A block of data
::::::::::
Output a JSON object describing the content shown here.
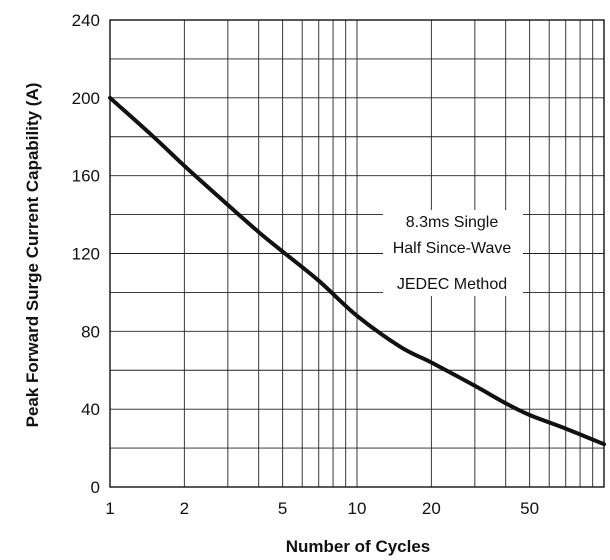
{
  "chart_data": {
    "type": "line",
    "xscale": "log",
    "xlim": [
      1,
      100
    ],
    "ylim": [
      0,
      240
    ],
    "xticks": [
      1,
      2,
      5,
      10,
      20,
      50
    ],
    "xtick_labels": [
      "1",
      "2",
      "5",
      "10",
      "20",
      "50"
    ],
    "yticks": [
      0,
      40,
      80,
      120,
      160,
      200,
      240
    ],
    "ytick_labels": [
      "0",
      "40",
      "80",
      "120",
      "160",
      "200",
      "240"
    ],
    "xlabel": "Number of Cycles",
    "ylabel": "Peak  Forward Surge Current Capability (A)",
    "grid": true,
    "annotation": [
      "8.3ms Single",
      "Half Since-Wave",
      "JEDEC Method"
    ],
    "series": [
      {
        "x": [
          1,
          1.5,
          2,
          3,
          4,
          5,
          7,
          10,
          15,
          20,
          30,
          40,
          50,
          70,
          100
        ],
        "y": [
          200,
          180,
          165,
          145,
          131,
          121,
          106,
          88,
          72,
          64,
          52,
          43,
          37,
          30,
          22
        ]
      }
    ],
    "line_color": "#111111"
  }
}
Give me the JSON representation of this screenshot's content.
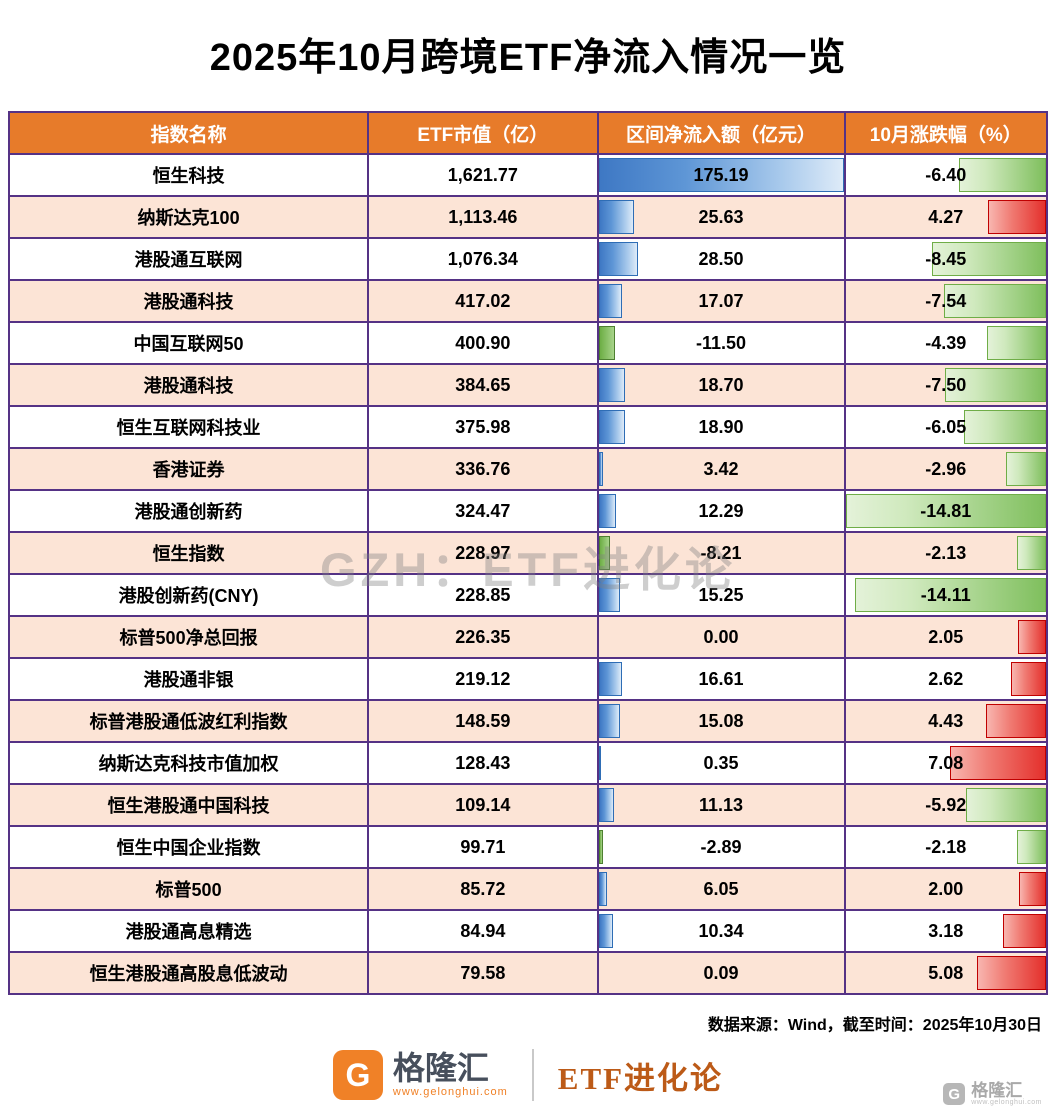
{
  "title": "2025年10月跨境ETF净流入情况一览",
  "watermark": "GZH：ETF进化论",
  "source_note": "数据来源：Wind，截至时间：2025年10月30日",
  "footer": {
    "brand": "格隆汇",
    "brand_initial": "G",
    "brand_url": "www.gelonghui.com",
    "channel": "ETF进化论",
    "corner_brand": "格隆汇",
    "corner_initial": "G",
    "corner_url": "www.gelonghui.com"
  },
  "colors": {
    "header_bg": "#E77B2A",
    "alt_row_bg": "#FCE4D6",
    "grid_border": "#553285",
    "positive_inflow_bar": "#3E78C4",
    "negative_inflow_bar": "#6DAE45",
    "positive_change_bar": "#E4302C",
    "negative_change_bar": "#7FBF5D",
    "brand_orange": "#F08127",
    "channel_text": "#BC5A17"
  },
  "chart_data": {
    "type": "table",
    "title": "2025年10月跨境ETF净流入情况一览",
    "columns": [
      "指数名称",
      "ETF市值（亿）",
      "区间净流入额（亿元）",
      "10月涨跌幅（%）"
    ],
    "bar_scale": {
      "inflow_max_abs": 175.19,
      "change_max_abs": 14.81
    },
    "rows": [
      {
        "name": "恒生科技",
        "mcap": "1,621.77",
        "inflow": 175.19,
        "inflow_text": "175.19",
        "change": -6.4,
        "change_text": "-6.40"
      },
      {
        "name": "纳斯达克100",
        "mcap": "1,113.46",
        "inflow": 25.63,
        "inflow_text": "25.63",
        "change": 4.27,
        "change_text": "4.27"
      },
      {
        "name": "港股通互联网",
        "mcap": "1,076.34",
        "inflow": 28.5,
        "inflow_text": "28.50",
        "change": -8.45,
        "change_text": "-8.45"
      },
      {
        "name": "港股通科技",
        "mcap": "417.02",
        "inflow": 17.07,
        "inflow_text": "17.07",
        "change": -7.54,
        "change_text": "-7.54"
      },
      {
        "name": "中国互联网50",
        "mcap": "400.90",
        "inflow": -11.5,
        "inflow_text": "-11.50",
        "change": -4.39,
        "change_text": "-4.39"
      },
      {
        "name": "港股通科技",
        "mcap": "384.65",
        "inflow": 18.7,
        "inflow_text": "18.70",
        "change": -7.5,
        "change_text": "-7.50"
      },
      {
        "name": "恒生互联网科技业",
        "mcap": "375.98",
        "inflow": 18.9,
        "inflow_text": "18.90",
        "change": -6.05,
        "change_text": "-6.05"
      },
      {
        "name": "香港证券",
        "mcap": "336.76",
        "inflow": 3.42,
        "inflow_text": "3.42",
        "change": -2.96,
        "change_text": "-2.96"
      },
      {
        "name": "港股通创新药",
        "mcap": "324.47",
        "inflow": 12.29,
        "inflow_text": "12.29",
        "change": -14.81,
        "change_text": "-14.81"
      },
      {
        "name": "恒生指数",
        "mcap": "228.97",
        "inflow": -8.21,
        "inflow_text": "-8.21",
        "change": -2.13,
        "change_text": "-2.13"
      },
      {
        "name": "港股创新药(CNY)",
        "mcap": "228.85",
        "inflow": 15.25,
        "inflow_text": "15.25",
        "change": -14.11,
        "change_text": "-14.11"
      },
      {
        "name": "标普500净总回报",
        "mcap": "226.35",
        "inflow": 0.0,
        "inflow_text": "0.00",
        "change": 2.05,
        "change_text": "2.05"
      },
      {
        "name": "港股通非银",
        "mcap": "219.12",
        "inflow": 16.61,
        "inflow_text": "16.61",
        "change": 2.62,
        "change_text": "2.62"
      },
      {
        "name": "标普港股通低波红利指数",
        "mcap": "148.59",
        "inflow": 15.08,
        "inflow_text": "15.08",
        "change": 4.43,
        "change_text": "4.43"
      },
      {
        "name": "纳斯达克科技市值加权",
        "mcap": "128.43",
        "inflow": 0.35,
        "inflow_text": "0.35",
        "change": 7.08,
        "change_text": "7.08"
      },
      {
        "name": "恒生港股通中国科技",
        "mcap": "109.14",
        "inflow": 11.13,
        "inflow_text": "11.13",
        "change": -5.92,
        "change_text": "-5.92"
      },
      {
        "name": "恒生中国企业指数",
        "mcap": "99.71",
        "inflow": -2.89,
        "inflow_text": "-2.89",
        "change": -2.18,
        "change_text": "-2.18"
      },
      {
        "name": "标普500",
        "mcap": "85.72",
        "inflow": 6.05,
        "inflow_text": "6.05",
        "change": 2.0,
        "change_text": "2.00"
      },
      {
        "name": "港股通高息精选",
        "mcap": "84.94",
        "inflow": 10.34,
        "inflow_text": "10.34",
        "change": 3.18,
        "change_text": "3.18"
      },
      {
        "name": "恒生港股通高股息低波动",
        "mcap": "79.58",
        "inflow": 0.09,
        "inflow_text": "0.09",
        "change": 5.08,
        "change_text": "5.08"
      }
    ]
  }
}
::::::::::
### Problem
Reproduce all entries exactly. Pictures do not belong in the copy.

### Solution to the problem
Output a JSON object describing the content shown here.
{
  "chart_data": {
    "type": "line",
    "xscale": "log",
    "xlim": [
      1,
      100
    ],
    "ylim": [
      0,
      240
    ],
    "xticks": [
      1,
      2,
      5,
      10,
      20,
      50
    ],
    "xtick_labels": [
      "1",
      "2",
      "5",
      "10",
      "20",
      "50"
    ],
    "yticks": [
      0,
      40,
      80,
      120,
      160,
      200,
      240
    ],
    "ytick_labels": [
      "0",
      "40",
      "80",
      "120",
      "160",
      "200",
      "240"
    ],
    "xlabel": "Number of Cycles",
    "ylabel": "Peak  Forward Surge Current Capability (A)",
    "grid": true,
    "annotation": [
      "8.3ms Single",
      "Half Since-Wave",
      "JEDEC Method"
    ],
    "series": [
      {
        "x": [
          1,
          1.5,
          2,
          3,
          4,
          5,
          7,
          10,
          15,
          20,
          30,
          40,
          50,
          70,
          100
        ],
        "y": [
          200,
          180,
          165,
          145,
          131,
          121,
          106,
          88,
          72,
          64,
          52,
          43,
          37,
          30,
          22
        ]
      }
    ],
    "line_color": "#111111"
  }
}
Give me the JSON representation of this screenshot's content.
{
  "title": "2025年10月跨境ETF净流入情况一览",
  "watermark": "GZH：ETF进化论",
  "source_note": "数据来源：Wind，截至时间：2025年10月30日",
  "footer": {
    "brand": "格隆汇",
    "brand_initial": "G",
    "brand_url": "www.gelonghui.com",
    "channel": "ETF进化论",
    "corner_brand": "格隆汇",
    "corner_initial": "G",
    "corner_url": "www.gelonghui.com"
  },
  "colors": {
    "header_bg": "#E77B2A",
    "alt_row_bg": "#FCE4D6",
    "grid_border": "#553285",
    "positive_inflow_bar": "#3E78C4",
    "negative_inflow_bar": "#6DAE45",
    "positive_change_bar": "#E4302C",
    "negative_change_bar": "#7FBF5D",
    "brand_orange": "#F08127",
    "channel_text": "#BC5A17"
  },
  "chart_data": {
    "type": "table",
    "title": "2025年10月跨境ETF净流入情况一览",
    "columns": [
      "指数名称",
      "ETF市值（亿）",
      "区间净流入额（亿元）",
      "10月涨跌幅（%）"
    ],
    "bar_scale": {
      "inflow_max_abs": 175.19,
      "change_max_abs": 14.81
    },
    "rows": [
      {
        "name": "恒生科技",
        "mcap": "1,621.77",
        "inflow": 175.19,
        "inflow_text": "175.19",
        "change": -6.4,
        "change_text": "-6.40"
      },
      {
        "name": "纳斯达克100",
        "mcap": "1,113.46",
        "inflow": 25.63,
        "inflow_text": "25.63",
        "change": 4.27,
        "change_text": "4.27"
      },
      {
        "name": "港股通互联网",
        "mcap": "1,076.34",
        "inflow": 28.5,
        "inflow_text": "28.50",
        "change": -8.45,
        "change_text": "-8.45"
      },
      {
        "name": "港股通科技",
        "mcap": "417.02",
        "inflow": 17.07,
        "inflow_text": "17.07",
        "change": -7.54,
        "change_text": "-7.54"
      },
      {
        "name": "中国互联网50",
        "mcap": "400.90",
        "inflow": -11.5,
        "inflow_text": "-11.50",
        "change": -4.39,
        "change_text": "-4.39"
      },
      {
        "name": "港股通科技",
        "mcap": "384.65",
        "inflow": 18.7,
        "inflow_text": "18.70",
        "change": -7.5,
        "change_text": "-7.50"
      },
      {
        "name": "恒生互联网科技业",
        "mcap": "375.98",
        "inflow": 18.9,
        "inflow_text": "18.90",
        "change": -6.05,
        "change_text": "-6.05"
      },
      {
        "name": "香港证券",
        "mcap": "336.76",
        "inflow": 3.42,
        "inflow_text": "3.42",
        "change": -2.96,
        "change_text": "-2.96"
      },
      {
        "name": "港股通创新药",
        "mcap": "324.47",
        "inflow": 12.29,
        "inflow_text": "12.29",
        "change": -14.81,
        "change_text": "-14.81"
      },
      {
        "name": "恒生指数",
        "mcap": "228.97",
        "inflow": -8.21,
        "inflow_text": "-8.21",
        "change": -2.13,
        "change_text": "-2.13"
      },
      {
        "name": "港股创新药(CNY)",
        "mcap": "228.85",
        "inflow": 15.25,
        "inflow_text": "15.25",
        "change": -14.11,
        "change_text": "-14.11"
      },
      {
        "name": "标普500净总回报",
        "mcap": "226.35",
        "inflow": 0.0,
        "inflow_text": "0.00",
        "change": 2.05,
        "change_text": "2.05"
      },
      {
        "name": "港股通非银",
        "mcap": "219.12",
        "inflow": 16.61,
        "inflow_text": "16.61",
        "change": 2.62,
        "change_text": "2.62"
      },
      {
        "name": "标普港股通低波红利指数",
        "mcap": "148.59",
        "inflow": 15.08,
        "inflow_text": "15.08",
        "change": 4.43,
        "change_text": "4.43"
      },
      {
        "name": "纳斯达克科技市值加权",
        "mcap": "128.43",
        "inflow": 0.35,
        "inflow_text": "0.35",
        "change": 7.08,
        "change_text": "7.08"
      },
      {
        "name": "恒生港股通中国科技",
        "mcap": "109.14",
        "inflow": 11.13,
        "inflow_text": "11.13",
        "change": -5.92,
        "change_text": "-5.92"
      },
      {
        "name": "恒生中国企业指数",
        "mcap": "99.71",
        "inflow": -2.89,
        "inflow_text": "-2.89",
        "change": -2.18,
        "change_text": "-2.18"
      },
      {
        "name": "标普500",
        "mcap": "85.72",
        "inflow": 6.05,
        "inflow_text": "6.05",
        "change": 2.0,
        "change_text": "2.00"
      },
      {
        "name": "港股通高息精选",
        "mcap": "84.94",
        "inflow": 10.34,
        "inflow_text": "10.34",
        "change": 3.18,
        "change_text": "3.18"
      },
      {
        "name": "恒生港股通高股息低波动",
        "mcap": "79.58",
        "inflow": 0.09,
        "inflow_text": "0.09",
        "change": 5.08,
        "change_text": "5.08"
      }
    ]
  }
}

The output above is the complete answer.